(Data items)
__________________________________________________

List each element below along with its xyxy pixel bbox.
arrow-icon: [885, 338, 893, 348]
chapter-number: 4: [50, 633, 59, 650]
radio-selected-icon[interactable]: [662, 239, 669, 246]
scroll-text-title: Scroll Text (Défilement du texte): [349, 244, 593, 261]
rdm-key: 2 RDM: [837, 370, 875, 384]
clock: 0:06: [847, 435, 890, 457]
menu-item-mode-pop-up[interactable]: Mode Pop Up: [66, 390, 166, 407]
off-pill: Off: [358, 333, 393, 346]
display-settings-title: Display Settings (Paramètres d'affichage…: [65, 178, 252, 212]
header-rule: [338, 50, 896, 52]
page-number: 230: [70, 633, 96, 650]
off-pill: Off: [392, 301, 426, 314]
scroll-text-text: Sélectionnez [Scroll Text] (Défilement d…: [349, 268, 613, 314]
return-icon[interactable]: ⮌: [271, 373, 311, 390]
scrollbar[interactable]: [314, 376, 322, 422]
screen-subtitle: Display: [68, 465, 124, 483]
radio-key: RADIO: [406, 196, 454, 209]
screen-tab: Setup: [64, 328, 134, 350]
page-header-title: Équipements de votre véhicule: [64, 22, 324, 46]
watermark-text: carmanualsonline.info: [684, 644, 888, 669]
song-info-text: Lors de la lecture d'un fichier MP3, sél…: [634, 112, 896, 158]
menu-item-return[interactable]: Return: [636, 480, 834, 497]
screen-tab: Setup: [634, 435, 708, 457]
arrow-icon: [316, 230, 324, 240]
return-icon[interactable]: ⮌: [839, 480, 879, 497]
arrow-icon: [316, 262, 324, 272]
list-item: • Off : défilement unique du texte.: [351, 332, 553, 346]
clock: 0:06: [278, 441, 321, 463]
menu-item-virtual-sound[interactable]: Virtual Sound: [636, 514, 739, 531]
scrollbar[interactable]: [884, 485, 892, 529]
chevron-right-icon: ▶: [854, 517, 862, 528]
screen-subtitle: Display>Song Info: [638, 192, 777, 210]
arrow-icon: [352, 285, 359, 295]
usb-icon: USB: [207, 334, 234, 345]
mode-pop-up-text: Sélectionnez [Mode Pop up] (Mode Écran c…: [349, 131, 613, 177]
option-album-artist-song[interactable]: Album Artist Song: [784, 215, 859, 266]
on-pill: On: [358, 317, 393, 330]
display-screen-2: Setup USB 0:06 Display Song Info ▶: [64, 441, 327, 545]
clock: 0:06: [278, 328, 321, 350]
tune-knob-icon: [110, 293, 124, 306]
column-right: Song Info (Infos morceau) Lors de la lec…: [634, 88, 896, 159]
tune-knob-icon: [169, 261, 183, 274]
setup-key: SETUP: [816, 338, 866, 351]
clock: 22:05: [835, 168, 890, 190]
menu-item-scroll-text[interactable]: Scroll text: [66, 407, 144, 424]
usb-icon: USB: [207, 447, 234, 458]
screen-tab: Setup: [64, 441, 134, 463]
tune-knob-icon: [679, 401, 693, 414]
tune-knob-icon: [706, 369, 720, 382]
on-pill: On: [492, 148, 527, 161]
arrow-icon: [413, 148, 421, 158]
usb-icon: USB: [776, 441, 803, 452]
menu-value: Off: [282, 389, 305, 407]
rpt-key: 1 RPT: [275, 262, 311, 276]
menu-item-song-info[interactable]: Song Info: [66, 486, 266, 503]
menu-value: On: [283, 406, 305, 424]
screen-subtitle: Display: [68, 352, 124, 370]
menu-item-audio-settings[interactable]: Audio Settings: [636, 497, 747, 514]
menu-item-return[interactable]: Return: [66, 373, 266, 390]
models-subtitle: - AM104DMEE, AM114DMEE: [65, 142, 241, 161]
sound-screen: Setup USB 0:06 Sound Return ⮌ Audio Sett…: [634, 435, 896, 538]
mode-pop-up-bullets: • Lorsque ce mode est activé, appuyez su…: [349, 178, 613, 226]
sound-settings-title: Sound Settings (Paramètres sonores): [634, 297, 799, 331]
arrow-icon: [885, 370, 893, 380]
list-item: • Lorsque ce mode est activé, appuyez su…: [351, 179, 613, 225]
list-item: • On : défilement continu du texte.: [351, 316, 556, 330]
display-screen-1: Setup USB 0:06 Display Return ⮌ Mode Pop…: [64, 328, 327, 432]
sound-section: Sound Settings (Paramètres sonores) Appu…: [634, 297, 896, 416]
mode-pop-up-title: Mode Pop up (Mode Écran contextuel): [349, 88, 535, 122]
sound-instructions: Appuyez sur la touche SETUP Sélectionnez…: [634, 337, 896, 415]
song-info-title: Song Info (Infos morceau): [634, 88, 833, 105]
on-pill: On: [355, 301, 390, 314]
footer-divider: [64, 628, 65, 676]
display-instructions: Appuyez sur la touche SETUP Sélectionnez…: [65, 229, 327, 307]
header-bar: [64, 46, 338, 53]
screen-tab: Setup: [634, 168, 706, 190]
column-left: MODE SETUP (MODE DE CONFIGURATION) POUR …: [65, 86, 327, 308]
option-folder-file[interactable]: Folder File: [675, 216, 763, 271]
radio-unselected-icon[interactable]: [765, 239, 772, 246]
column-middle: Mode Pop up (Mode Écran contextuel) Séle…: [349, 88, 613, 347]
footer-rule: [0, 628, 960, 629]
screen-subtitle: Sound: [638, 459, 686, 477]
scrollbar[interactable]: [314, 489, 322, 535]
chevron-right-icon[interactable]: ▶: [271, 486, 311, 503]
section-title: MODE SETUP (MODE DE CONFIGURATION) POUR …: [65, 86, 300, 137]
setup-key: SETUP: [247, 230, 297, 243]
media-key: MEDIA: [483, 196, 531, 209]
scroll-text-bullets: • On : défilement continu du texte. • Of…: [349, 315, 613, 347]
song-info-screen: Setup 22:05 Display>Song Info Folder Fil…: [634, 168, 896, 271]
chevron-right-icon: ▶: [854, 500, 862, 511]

__________________________________________________

Retype every line of the data items above with no changes.

## [Output for this task]
List each element below along with its xyxy pixel bbox.
arrow-icon: [885, 338, 893, 348]
chapter-number: 4: [50, 633, 59, 650]
radio-selected-icon[interactable]: [662, 239, 669, 246]
scroll-text-title: Scroll Text (Défilement du texte): [349, 244, 593, 261]
rdm-key: 2 RDM: [837, 370, 875, 384]
clock: 0:06: [847, 435, 890, 457]
menu-item-mode-pop-up[interactable]: Mode Pop Up: [66, 390, 166, 407]
off-pill: Off: [358, 333, 393, 346]
display-settings-title: Display Settings (Paramètres d'affichage…: [65, 178, 252, 212]
header-rule: [338, 50, 896, 52]
page-number: 230: [70, 633, 96, 650]
off-pill: Off: [392, 301, 426, 314]
scroll-text-text: Sélectionnez [Scroll Text] (Défilement d…: [349, 268, 613, 314]
return-icon[interactable]: ⮌: [271, 373, 311, 390]
scrollbar[interactable]: [314, 376, 322, 422]
screen-subtitle: Display: [68, 465, 124, 483]
radio-key: RADIO: [406, 196, 454, 209]
screen-tab: Setup: [64, 328, 134, 350]
page-header-title: Équipements de votre véhicule: [64, 22, 324, 46]
watermark-text: carmanualsonline.info: [684, 644, 888, 669]
song-info-text: Lors de la lecture d'un fichier MP3, sél…: [634, 112, 896, 158]
menu-item-return[interactable]: Return: [636, 480, 834, 497]
screen-tab: Setup: [634, 435, 708, 457]
arrow-icon: [316, 230, 324, 240]
return-icon[interactable]: ⮌: [839, 480, 879, 497]
arrow-icon: [316, 262, 324, 272]
list-item: • Off : défilement unique du texte.: [351, 332, 553, 346]
clock: 0:06: [278, 441, 321, 463]
menu-item-virtual-sound[interactable]: Virtual Sound: [636, 514, 739, 531]
scrollbar[interactable]: [884, 485, 892, 529]
chevron-right-icon: ▶: [854, 517, 862, 528]
screen-subtitle: Display>Song Info: [638, 192, 777, 210]
arrow-icon: [352, 285, 359, 295]
usb-icon: USB: [207, 334, 234, 345]
mode-pop-up-text: Sélectionnez [Mode Pop up] (Mode Écran c…: [349, 131, 613, 177]
option-album-artist-song[interactable]: Album Artist Song: [784, 215, 859, 266]
on-pill: On: [358, 317, 393, 330]
display-screen-2: Setup USB 0:06 Display Song Info ▶: [64, 441, 327, 545]
clock: 0:06: [278, 328, 321, 350]
tune-knob-icon: [110, 293, 124, 306]
column-right: Song Info (Infos morceau) Lors de la lec…: [634, 88, 896, 159]
tune-knob-icon: [169, 261, 183, 274]
setup-key: SETUP: [816, 338, 866, 351]
clock: 22:05: [835, 168, 890, 190]
menu-item-scroll-text[interactable]: Scroll text: [66, 407, 144, 424]
usb-icon: USB: [207, 447, 234, 458]
screen-tab: Setup: [64, 441, 134, 463]
tune-knob-icon: [679, 401, 693, 414]
tune-knob-icon: [706, 369, 720, 382]
on-pill: On: [492, 148, 527, 161]
arrow-icon: [413, 148, 421, 158]
usb-icon: USB: [776, 441, 803, 452]
menu-value: Off: [282, 389, 305, 407]
rpt-key: 1 RPT: [275, 262, 311, 276]
menu-item-song-info[interactable]: Song Info: [66, 486, 266, 503]
menu-value: On: [283, 406, 305, 424]
screen-subtitle: Display: [68, 352, 124, 370]
menu-item-audio-settings[interactable]: Audio Settings: [636, 497, 747, 514]
menu-item-return[interactable]: Return: [66, 373, 266, 390]
models-subtitle: - AM104DMEE, AM114DMEE: [65, 142, 241, 161]
sound-screen: Setup USB 0:06 Sound Return ⮌ Audio Sett…: [634, 435, 896, 538]
mode-pop-up-bullets: • Lorsque ce mode est activé, appuyez su…: [349, 178, 613, 226]
sound-settings-title: Sound Settings (Paramètres sonores): [634, 297, 799, 331]
arrow-icon: [885, 370, 893, 380]
list-item: • Lorsque ce mode est activé, appuyez su…: [351, 179, 613, 225]
list-item: • On : défilement continu du texte.: [351, 316, 556, 330]
display-screen-1: Setup USB 0:06 Display Return ⮌ Mode Pop…: [64, 328, 327, 432]
sound-section: Sound Settings (Paramètres sonores) Appu…: [634, 297, 896, 416]
mode-pop-up-title: Mode Pop up (Mode Écran contextuel): [349, 88, 535, 122]
sound-instructions: Appuyez sur la touche SETUP Sélectionnez…: [634, 337, 896, 415]
song-info-title: Song Info (Infos morceau): [634, 88, 833, 105]
on-pill: On: [355, 301, 390, 314]
footer-divider: [64, 628, 65, 676]
display-instructions: Appuyez sur la touche SETUP Sélectionnez…: [65, 229, 327, 307]
header-bar: [64, 46, 338, 53]
screen-tab: Setup: [634, 168, 706, 190]
column-left: MODE SETUP (MODE DE CONFIGURATION) POUR …: [65, 86, 327, 308]
option-folder-file[interactable]: Folder File: [675, 216, 763, 271]
radio-unselected-icon[interactable]: [765, 239, 772, 246]
column-middle: Mode Pop up (Mode Écran contextuel) Séle…: [349, 88, 613, 347]
footer-rule: [0, 628, 960, 629]
screen-subtitle: Sound: [638, 459, 686, 477]
scrollbar[interactable]: [314, 489, 322, 535]
chevron-right-icon[interactable]: ▶: [271, 486, 311, 503]
section-title: MODE SETUP (MODE DE CONFIGURATION) POUR …: [65, 86, 300, 137]
setup-key: SETUP: [247, 230, 297, 243]
media-key: MEDIA: [483, 196, 531, 209]
scroll-text-bullets: • On : défilement continu du texte. • Of…: [349, 315, 613, 347]
song-info-screen: Setup 22:05 Display>Song Info Folder Fil…: [634, 168, 896, 271]
chevron-right-icon: ▶: [854, 500, 862, 511]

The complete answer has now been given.